(SET TASK)
State how many lines of the data contain the word "name", and write nothing besides the number.

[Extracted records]

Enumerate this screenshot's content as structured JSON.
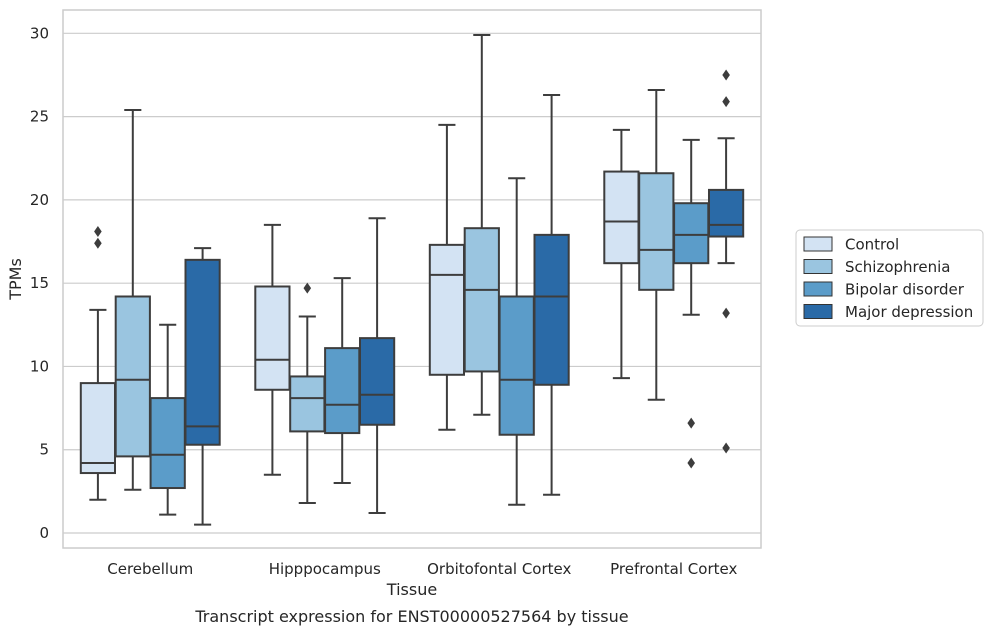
{
  "caption": "Transcript expression for ENST00000527564 by tissue",
  "chart_data": {
    "type": "box",
    "xlabel": "Tissue",
    "ylabel": "TPMs",
    "ylim": [
      -0.9,
      31.4
    ],
    "yticks": [
      0,
      5,
      10,
      15,
      20,
      25,
      30
    ],
    "grid": "horizontal",
    "legend_position": "right-outside",
    "categories": [
      "Cerebellum",
      "Hipppocampus",
      "Orbitofontal Cortex",
      "Prefrontal Cortex"
    ],
    "series": [
      {
        "name": "Control",
        "color": "#d3e3f3",
        "boxes": [
          {
            "whislo": 2.0,
            "q1": 3.6,
            "med": 4.2,
            "q3": 9.0,
            "whishi": 13.4,
            "fliers": [
              17.4,
              18.1
            ]
          },
          {
            "whislo": 3.5,
            "q1": 8.6,
            "med": 10.4,
            "q3": 14.8,
            "whishi": 18.5,
            "fliers": []
          },
          {
            "whislo": 6.2,
            "q1": 9.5,
            "med": 15.5,
            "q3": 17.3,
            "whishi": 24.5,
            "fliers": []
          },
          {
            "whislo": 9.3,
            "q1": 16.2,
            "med": 18.7,
            "q3": 21.7,
            "whishi": 24.2,
            "fliers": []
          }
        ]
      },
      {
        "name": "Schizophrenia",
        "color": "#9ac5e0",
        "boxes": [
          {
            "whislo": 2.6,
            "q1": 4.6,
            "med": 9.2,
            "q3": 14.2,
            "whishi": 25.4,
            "fliers": []
          },
          {
            "whislo": 1.8,
            "q1": 6.1,
            "med": 8.1,
            "q3": 9.4,
            "whishi": 13.0,
            "fliers": [
              14.7
            ]
          },
          {
            "whislo": 7.1,
            "q1": 9.7,
            "med": 14.6,
            "q3": 18.3,
            "whishi": 29.9,
            "fliers": []
          },
          {
            "whislo": 8.0,
            "q1": 14.6,
            "med": 17.0,
            "q3": 21.6,
            "whishi": 26.6,
            "fliers": []
          }
        ]
      },
      {
        "name": "Bipolar disorder",
        "color": "#5b9cc9",
        "boxes": [
          {
            "whislo": 1.1,
            "q1": 2.7,
            "med": 4.7,
            "q3": 8.1,
            "whishi": 12.5,
            "fliers": []
          },
          {
            "whislo": 3.0,
            "q1": 6.0,
            "med": 7.7,
            "q3": 11.1,
            "whishi": 15.3,
            "fliers": []
          },
          {
            "whislo": 1.7,
            "q1": 5.9,
            "med": 9.2,
            "q3": 14.2,
            "whishi": 21.3,
            "fliers": []
          },
          {
            "whislo": 13.1,
            "q1": 16.2,
            "med": 17.9,
            "q3": 19.8,
            "whishi": 23.6,
            "fliers": [
              6.6,
              4.2
            ]
          }
        ]
      },
      {
        "name": "Major depression",
        "color": "#2a6aa7",
        "boxes": [
          {
            "whislo": 0.5,
            "q1": 5.3,
            "med": 6.4,
            "q3": 16.4,
            "whishi": 17.1,
            "fliers": []
          },
          {
            "whislo": 1.2,
            "q1": 6.5,
            "med": 8.3,
            "q3": 11.7,
            "whishi": 18.9,
            "fliers": []
          },
          {
            "whislo": 2.3,
            "q1": 8.9,
            "med": 14.2,
            "q3": 17.9,
            "whishi": 26.3,
            "fliers": []
          },
          {
            "whislo": 16.2,
            "q1": 17.8,
            "med": 18.5,
            "q3": 20.6,
            "whishi": 23.7,
            "fliers": [
              27.5,
              25.9,
              13.2,
              5.1
            ]
          }
        ]
      }
    ]
  }
}
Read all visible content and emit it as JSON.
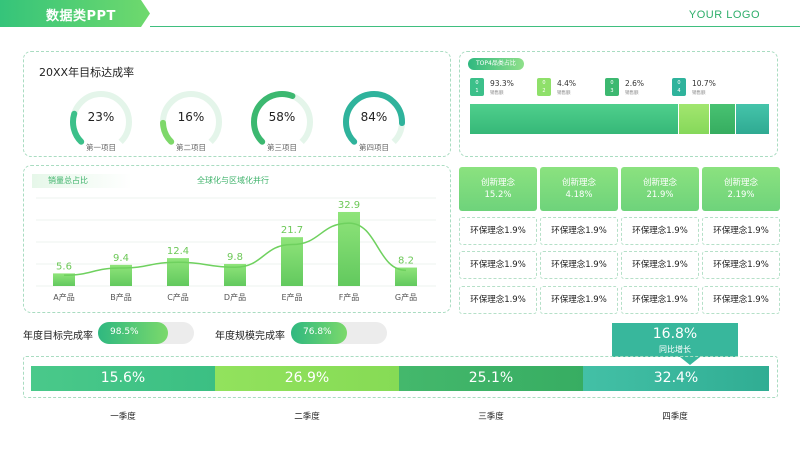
{
  "header": {
    "title": "数据类PPT",
    "logo": "YOUR LOGO"
  },
  "panel_targets": {
    "title": "20XX年目标达成率",
    "gauges": [
      {
        "value": "23%",
        "label": "第一项目",
        "fraction": 0.23,
        "color": "#3cc08a"
      },
      {
        "value": "16%",
        "label": "第二项目",
        "fraction": 0.16,
        "color": "#7ed86a"
      },
      {
        "value": "58%",
        "label": "第三项目",
        "fraction": 0.58,
        "color": "#3cb870"
      },
      {
        "value": "84%",
        "label": "第四项目",
        "fraction": 0.84,
        "color": "#2fb39c"
      }
    ]
  },
  "panel_sales": {
    "tab_label": "销量总占比",
    "subtitle": "全球化与区域化并行"
  },
  "chart_data": {
    "type": "bar",
    "categories": [
      "A产品",
      "B产品",
      "C产品",
      "D产品",
      "E产品",
      "F产品",
      "G产品"
    ],
    "values": [
      5.6,
      9.4,
      12.4,
      9.8,
      21.7,
      32.9,
      8.2
    ],
    "data_labels": [
      "5.6",
      "9.4",
      "12.4",
      "9.8",
      "21.7",
      "32.9",
      "8.2"
    ],
    "ylim": [
      0,
      40
    ],
    "overlay": "smooth-line",
    "grid": true,
    "colors": {
      "bar": "#7ed96a",
      "line": "#6fd15f",
      "label": "#6cc857"
    }
  },
  "rates": [
    {
      "label": "年度目标完成率",
      "value": "98.5%",
      "fraction": 0.985
    },
    {
      "label": "年度规模完成率",
      "value": "76.8%",
      "fraction": 0.768
    }
  ],
  "top4": {
    "title": "TOP4品类占比",
    "items": [
      {
        "badge_top": "0",
        "badge_bottom": "1",
        "pct": "93.3%",
        "sub": "销售额",
        "share": 0.933,
        "color": "#3cc08a"
      },
      {
        "badge_top": "0",
        "badge_bottom": "2",
        "pct": "4.4%",
        "sub": "销售额",
        "share": 0.044,
        "color": "#8fe06a"
      },
      {
        "badge_top": "0",
        "badge_bottom": "3",
        "pct": "2.6%",
        "sub": "销售额",
        "share": 0.026,
        "color": "#3cb870"
      },
      {
        "badge_top": "0",
        "badge_bottom": "4",
        "pct": "10.7%",
        "sub": "销售额",
        "share": 0.107,
        "color": "#2fb39c"
      }
    ]
  },
  "grid": {
    "headers": [
      {
        "title": "创新理念",
        "value": "15.2%"
      },
      {
        "title": "创新理念",
        "value": "4.18%"
      },
      {
        "title": "创新理念",
        "value": "21.9%"
      },
      {
        "title": "创新理念",
        "value": "2.19%"
      }
    ],
    "rows": [
      [
        "环保理念1.9%",
        "环保理念1.9%",
        "环保理念1.9%",
        "环保理念1.9%"
      ],
      [
        "环保理念1.9%",
        "环保理念1.9%",
        "环保理念1.9%",
        "环保理念1.9%"
      ],
      [
        "环保理念1.9%",
        "环保理念1.9%",
        "环保理念1.9%",
        "环保理念1.9%"
      ]
    ]
  },
  "quarters": {
    "segments": [
      {
        "value": "15.6%",
        "label": "一季度",
        "color": "#45c78a"
      },
      {
        "value": "26.9%",
        "label": "二季度",
        "color": "#8fe05a"
      },
      {
        "value": "25.1%",
        "label": "三季度",
        "color": "#3cb369"
      },
      {
        "value": "32.4%",
        "label": "四季度",
        "color": "#36b8a0"
      }
    ],
    "callout": {
      "value": "16.8%",
      "label": "同比增长"
    }
  }
}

(RESULT FOR THIS TASK)
4